------ TASK INPUT ------
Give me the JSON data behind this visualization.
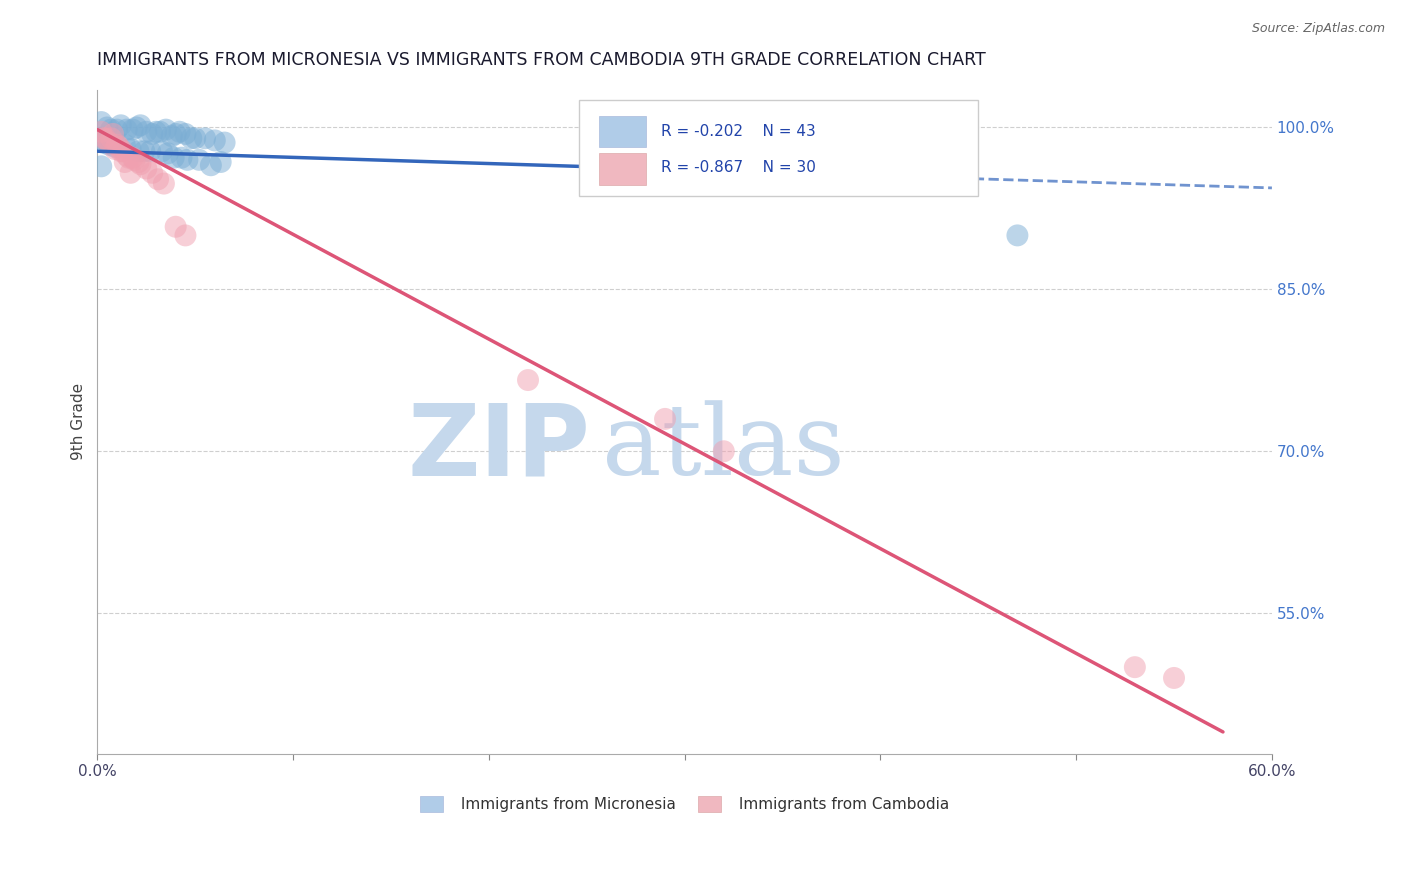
{
  "title": "IMMIGRANTS FROM MICRONESIA VS IMMIGRANTS FROM CAMBODIA 9TH GRADE CORRELATION CHART",
  "source": "Source: ZipAtlas.com",
  "ylabel": "9th Grade",
  "ylabel_right_vals": [
    1.0,
    0.85,
    0.7,
    0.55
  ],
  "ylabel_right_labels": [
    "100.0%",
    "85.0%",
    "70.0%",
    "55.0%"
  ],
  "xmin": 0.0,
  "xmax": 0.6,
  "ymin": 0.42,
  "ymax": 1.035,
  "watermark_zip": "ZIP",
  "watermark_atlas": "atlas",
  "legend_blue_r": "R = -0.202",
  "legend_blue_n": "N = 43",
  "legend_pink_r": "R = -0.867",
  "legend_pink_n": "N = 30",
  "blue_scatter": [
    [
      0.002,
      1.005
    ],
    [
      0.005,
      1.0
    ],
    [
      0.007,
      0.998
    ],
    [
      0.01,
      0.998
    ],
    [
      0.012,
      1.002
    ],
    [
      0.015,
      0.998
    ],
    [
      0.018,
      0.998
    ],
    [
      0.02,
      1.0
    ],
    [
      0.022,
      1.002
    ],
    [
      0.025,
      0.996
    ],
    [
      0.028,
      0.994
    ],
    [
      0.03,
      0.996
    ],
    [
      0.032,
      0.996
    ],
    [
      0.035,
      0.998
    ],
    [
      0.038,
      0.992
    ],
    [
      0.04,
      0.994
    ],
    [
      0.042,
      0.996
    ],
    [
      0.045,
      0.994
    ],
    [
      0.048,
      0.99
    ],
    [
      0.05,
      0.99
    ],
    [
      0.055,
      0.99
    ],
    [
      0.06,
      0.988
    ],
    [
      0.065,
      0.986
    ],
    [
      0.001,
      0.99
    ],
    [
      0.003,
      0.986
    ],
    [
      0.006,
      0.984
    ],
    [
      0.009,
      0.982
    ],
    [
      0.014,
      0.984
    ],
    [
      0.017,
      0.98
    ],
    [
      0.021,
      0.978
    ],
    [
      0.024,
      0.978
    ],
    [
      0.027,
      0.978
    ],
    [
      0.033,
      0.978
    ],
    [
      0.036,
      0.976
    ],
    [
      0.039,
      0.972
    ],
    [
      0.043,
      0.972
    ],
    [
      0.046,
      0.97
    ],
    [
      0.052,
      0.97
    ],
    [
      0.058,
      0.965
    ],
    [
      0.063,
      0.968
    ],
    [
      0.3,
      0.956
    ],
    [
      0.47,
      0.9
    ],
    [
      0.002,
      0.964
    ]
  ],
  "pink_scatter": [
    [
      0.002,
      0.996
    ],
    [
      0.003,
      0.99
    ],
    [
      0.006,
      0.986
    ],
    [
      0.009,
      0.98
    ],
    [
      0.012,
      0.978
    ],
    [
      0.015,
      0.974
    ],
    [
      0.018,
      0.972
    ],
    [
      0.021,
      0.968
    ],
    [
      0.004,
      0.99
    ],
    [
      0.007,
      0.99
    ],
    [
      0.01,
      0.984
    ],
    [
      0.013,
      0.978
    ],
    [
      0.016,
      0.972
    ],
    [
      0.019,
      0.97
    ],
    [
      0.022,
      0.966
    ],
    [
      0.025,
      0.962
    ],
    [
      0.028,
      0.958
    ],
    [
      0.031,
      0.952
    ],
    [
      0.034,
      0.948
    ],
    [
      0.008,
      0.994
    ],
    [
      0.011,
      0.982
    ],
    [
      0.014,
      0.968
    ],
    [
      0.017,
      0.958
    ],
    [
      0.04,
      0.908
    ],
    [
      0.045,
      0.9
    ],
    [
      0.22,
      0.766
    ],
    [
      0.29,
      0.73
    ],
    [
      0.32,
      0.7
    ],
    [
      0.53,
      0.5
    ],
    [
      0.55,
      0.49
    ]
  ],
  "blue_line_solid": [
    [
      0.0,
      0.978
    ],
    [
      0.35,
      0.958
    ]
  ],
  "blue_line_dashed": [
    [
      0.35,
      0.958
    ],
    [
      0.6,
      0.944
    ]
  ],
  "pink_line": [
    [
      0.0,
      0.998
    ],
    [
      0.575,
      0.44
    ]
  ],
  "title_color": "#1a1a2e",
  "blue_color": "#7aadd4",
  "pink_color": "#f0a0b0",
  "line_blue_color": "#3366bb",
  "line_pink_color": "#dd5577",
  "grid_color": "#bbbbbb",
  "background_color": "#ffffff",
  "watermark_color": "#c5d8ec",
  "source_color": "#666666"
}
------
[WHAT TO DO]:
Copy out the entries verbatim and leave the images out.

[FULL OUTPUT]:
Give me the JSON data behind this visualization.
{
  "title": "IMMIGRANTS FROM MICRONESIA VS IMMIGRANTS FROM CAMBODIA 9TH GRADE CORRELATION CHART",
  "source": "Source: ZipAtlas.com",
  "ylabel": "9th Grade",
  "ylabel_right_vals": [
    1.0,
    0.85,
    0.7,
    0.55
  ],
  "ylabel_right_labels": [
    "100.0%",
    "85.0%",
    "70.0%",
    "55.0%"
  ],
  "xmin": 0.0,
  "xmax": 0.6,
  "ymin": 0.42,
  "ymax": 1.035,
  "watermark_zip": "ZIP",
  "watermark_atlas": "atlas",
  "legend_blue_r": "R = -0.202",
  "legend_blue_n": "N = 43",
  "legend_pink_r": "R = -0.867",
  "legend_pink_n": "N = 30",
  "blue_scatter": [
    [
      0.002,
      1.005
    ],
    [
      0.005,
      1.0
    ],
    [
      0.007,
      0.998
    ],
    [
      0.01,
      0.998
    ],
    [
      0.012,
      1.002
    ],
    [
      0.015,
      0.998
    ],
    [
      0.018,
      0.998
    ],
    [
      0.02,
      1.0
    ],
    [
      0.022,
      1.002
    ],
    [
      0.025,
      0.996
    ],
    [
      0.028,
      0.994
    ],
    [
      0.03,
      0.996
    ],
    [
      0.032,
      0.996
    ],
    [
      0.035,
      0.998
    ],
    [
      0.038,
      0.992
    ],
    [
      0.04,
      0.994
    ],
    [
      0.042,
      0.996
    ],
    [
      0.045,
      0.994
    ],
    [
      0.048,
      0.99
    ],
    [
      0.05,
      0.99
    ],
    [
      0.055,
      0.99
    ],
    [
      0.06,
      0.988
    ],
    [
      0.065,
      0.986
    ],
    [
      0.001,
      0.99
    ],
    [
      0.003,
      0.986
    ],
    [
      0.006,
      0.984
    ],
    [
      0.009,
      0.982
    ],
    [
      0.014,
      0.984
    ],
    [
      0.017,
      0.98
    ],
    [
      0.021,
      0.978
    ],
    [
      0.024,
      0.978
    ],
    [
      0.027,
      0.978
    ],
    [
      0.033,
      0.978
    ],
    [
      0.036,
      0.976
    ],
    [
      0.039,
      0.972
    ],
    [
      0.043,
      0.972
    ],
    [
      0.046,
      0.97
    ],
    [
      0.052,
      0.97
    ],
    [
      0.058,
      0.965
    ],
    [
      0.063,
      0.968
    ],
    [
      0.3,
      0.956
    ],
    [
      0.47,
      0.9
    ],
    [
      0.002,
      0.964
    ]
  ],
  "pink_scatter": [
    [
      0.002,
      0.996
    ],
    [
      0.003,
      0.99
    ],
    [
      0.006,
      0.986
    ],
    [
      0.009,
      0.98
    ],
    [
      0.012,
      0.978
    ],
    [
      0.015,
      0.974
    ],
    [
      0.018,
      0.972
    ],
    [
      0.021,
      0.968
    ],
    [
      0.004,
      0.99
    ],
    [
      0.007,
      0.99
    ],
    [
      0.01,
      0.984
    ],
    [
      0.013,
      0.978
    ],
    [
      0.016,
      0.972
    ],
    [
      0.019,
      0.97
    ],
    [
      0.022,
      0.966
    ],
    [
      0.025,
      0.962
    ],
    [
      0.028,
      0.958
    ],
    [
      0.031,
      0.952
    ],
    [
      0.034,
      0.948
    ],
    [
      0.008,
      0.994
    ],
    [
      0.011,
      0.982
    ],
    [
      0.014,
      0.968
    ],
    [
      0.017,
      0.958
    ],
    [
      0.04,
      0.908
    ],
    [
      0.045,
      0.9
    ],
    [
      0.22,
      0.766
    ],
    [
      0.29,
      0.73
    ],
    [
      0.32,
      0.7
    ],
    [
      0.53,
      0.5
    ],
    [
      0.55,
      0.49
    ]
  ],
  "blue_line_solid": [
    [
      0.0,
      0.978
    ],
    [
      0.35,
      0.958
    ]
  ],
  "blue_line_dashed": [
    [
      0.35,
      0.958
    ],
    [
      0.6,
      0.944
    ]
  ],
  "pink_line": [
    [
      0.0,
      0.998
    ],
    [
      0.575,
      0.44
    ]
  ],
  "title_color": "#1a1a2e",
  "blue_color": "#7aadd4",
  "pink_color": "#f0a0b0",
  "line_blue_color": "#3366bb",
  "line_pink_color": "#dd5577",
  "grid_color": "#bbbbbb",
  "background_color": "#ffffff",
  "watermark_color": "#c5d8ec",
  "source_color": "#666666"
}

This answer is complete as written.